(Passage provided begins)

Because oh boy is there a new business model for content mills. And while their early 2000s predecessors made the internet annoying and full of junk articles that hit the keyword and word count targets without saying anything at all, this one is disruptive enough to turn the internet into complete trash. And not just trash from a content perspective, but from a whole how-the-business-of-the-internet-works one too.
Putting the S in IoS
This new business model is already unfurling. You’ve likely read plenty of articles that were generated by GPT or similar AI models. The reason you probably didn’t notice is because they aren’t bad. Well, you think they’re not bad, but that’s because you’ve been weaned on the Internet of Shit (IoS) the content mills brought about, which trained us to lower our expectations when it came to information consumption.
The problem is that these AI generated articles have to get their information from somewhere in enough volume to suitably churn out new info clones cloaked in slightly more eloquent language. And where do AI training algorithms get all of this? From the IoS, of course.
If we do more math, let’s assume that 10 percent of IoS-derived training data contains factual errors. As AI trains, then retrains, and retrains, those errors mount. And mount. And multiply and within a decade of retraining on bad, weird, oddly worded, and increasingly incomprehensible data, we are left with a truly IoS.
And math is super important again—and so is volume.
A single content mill operator at the scale of Western Content Lord, for instance, can use free tools to generate content as fast as human operators can plug it in with a simple promping sentence. That same team of 100 workers can enter 300 pieces per day.
They don’t write it, they just ask ChatGPT. They can ask it to keyword stuff it like a mofo and generate keywords too, for that matter. Eventually, that process of ChatGPT (as one of many examples) will have API hooks to publish output directly to WordPress or whatever CMS Content Lord chooses.
When that AI to CMS platform unification is complete, so is the circle: the Internet is just talking to itself.
The race to the bottom
What Western Content Lord and competitors don’t realize is how fast that race to the bottom will commence—and soon.

(Passage provided ends)
(Excerpted records begins)

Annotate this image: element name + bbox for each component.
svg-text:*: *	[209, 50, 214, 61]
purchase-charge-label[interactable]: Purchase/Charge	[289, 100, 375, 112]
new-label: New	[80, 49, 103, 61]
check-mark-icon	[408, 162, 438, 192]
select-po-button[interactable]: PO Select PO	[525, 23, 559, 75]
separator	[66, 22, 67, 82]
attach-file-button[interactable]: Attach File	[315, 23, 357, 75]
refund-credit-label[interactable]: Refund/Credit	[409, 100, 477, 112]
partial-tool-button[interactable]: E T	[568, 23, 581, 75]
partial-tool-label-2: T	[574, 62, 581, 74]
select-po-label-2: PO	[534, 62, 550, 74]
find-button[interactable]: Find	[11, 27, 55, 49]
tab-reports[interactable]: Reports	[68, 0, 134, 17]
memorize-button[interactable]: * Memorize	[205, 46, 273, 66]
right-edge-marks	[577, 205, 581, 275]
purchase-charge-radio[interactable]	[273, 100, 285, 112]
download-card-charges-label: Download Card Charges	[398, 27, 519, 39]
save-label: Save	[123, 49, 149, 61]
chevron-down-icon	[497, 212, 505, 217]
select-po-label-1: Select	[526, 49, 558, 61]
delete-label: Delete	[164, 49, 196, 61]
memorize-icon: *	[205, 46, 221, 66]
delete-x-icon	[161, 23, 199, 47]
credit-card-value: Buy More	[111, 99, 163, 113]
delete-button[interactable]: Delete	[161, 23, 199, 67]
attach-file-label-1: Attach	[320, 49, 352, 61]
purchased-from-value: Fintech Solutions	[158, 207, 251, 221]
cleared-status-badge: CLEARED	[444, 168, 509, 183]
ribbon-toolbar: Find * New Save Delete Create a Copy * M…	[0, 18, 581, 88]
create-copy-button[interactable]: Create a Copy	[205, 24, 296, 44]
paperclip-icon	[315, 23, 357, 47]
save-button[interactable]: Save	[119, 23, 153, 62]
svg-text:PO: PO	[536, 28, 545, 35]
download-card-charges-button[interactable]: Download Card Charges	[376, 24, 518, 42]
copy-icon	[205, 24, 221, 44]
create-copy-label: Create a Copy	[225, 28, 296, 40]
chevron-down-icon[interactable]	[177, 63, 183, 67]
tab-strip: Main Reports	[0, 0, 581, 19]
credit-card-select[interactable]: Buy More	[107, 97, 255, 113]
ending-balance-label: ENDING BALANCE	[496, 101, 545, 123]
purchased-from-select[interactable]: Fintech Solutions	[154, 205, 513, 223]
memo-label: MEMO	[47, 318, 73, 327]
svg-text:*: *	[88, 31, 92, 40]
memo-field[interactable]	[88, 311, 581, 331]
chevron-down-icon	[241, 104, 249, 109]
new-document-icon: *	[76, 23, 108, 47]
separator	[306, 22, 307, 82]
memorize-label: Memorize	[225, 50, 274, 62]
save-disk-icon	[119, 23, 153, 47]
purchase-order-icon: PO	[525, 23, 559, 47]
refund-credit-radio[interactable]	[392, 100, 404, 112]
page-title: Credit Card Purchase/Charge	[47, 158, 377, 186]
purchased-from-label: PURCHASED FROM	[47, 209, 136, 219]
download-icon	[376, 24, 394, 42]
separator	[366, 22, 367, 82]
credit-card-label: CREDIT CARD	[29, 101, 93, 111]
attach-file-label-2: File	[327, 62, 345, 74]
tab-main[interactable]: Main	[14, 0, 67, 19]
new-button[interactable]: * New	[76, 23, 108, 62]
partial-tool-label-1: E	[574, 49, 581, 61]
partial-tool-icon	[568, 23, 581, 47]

(Excerpted records ends)

* [Exercise brief]: Reproduce the article on AI and content mills word for word, from start to finish.

* [Response to the exercise]:
Because oh boy is there a new business model for content mills. And while their early 2000s predecessors made the internet annoying and full of junk articles that hit the keyword and word count targets without saying anything at all, this one is disruptive enough to turn the internet into complete trash. And not just trash from a content perspective, but from a whole how-the-business-of-the-internet-works one too.
Putting the S in IoS
This new business model is already unfurling. You’ve likely read plenty of articles that were generated by GPT or similar AI models. The reason you probably didn’t notice is because they aren’t bad. Well, you think they’re not bad, but that’s because you’ve been weaned on the Internet of Shit (IoS) the content mills brought about, which trained us to lower our expectations when it came to information consumption.
The problem is that these AI generated articles have to get their information from somewhere in enough volume to suitably churn out new info clones cloaked in slightly more eloquent language. And where do AI training algorithms get all of this? From the IoS, of course.
If we do more math, let’s assume that 10 percent of IoS-derived training data contains factual errors. As AI trains, then retrains, and retrains, those errors mount. And mount. And multiply and within a decade of retraining on bad, weird, oddly worded, and increasingly incomprehensible data, we are left with a truly IoS.
And math is super important again—and so is volume.
A single content mill operator at the scale of Western Content Lord, for instance, can use free tools to generate content as fast as human operators can plug it in with a simple promping sentence. That same team of 100 workers can enter 300 pieces per day.
They don’t write it, they just ask ChatGPT. They can ask it to keyword stuff it like a mofo and generate keywords too, for that matter. Eventually, that process of ChatGPT (as one of many examples) will have API hooks to publish output directly to WordPress or whatever CMS Content Lord chooses.
When that AI to CMS platform unification is complete, so is the circle: the Internet is just talking to itself.
The race to the bottom
What Western Content Lord and competitors don’t realize is how fast that race to the bottom will commence—and soon.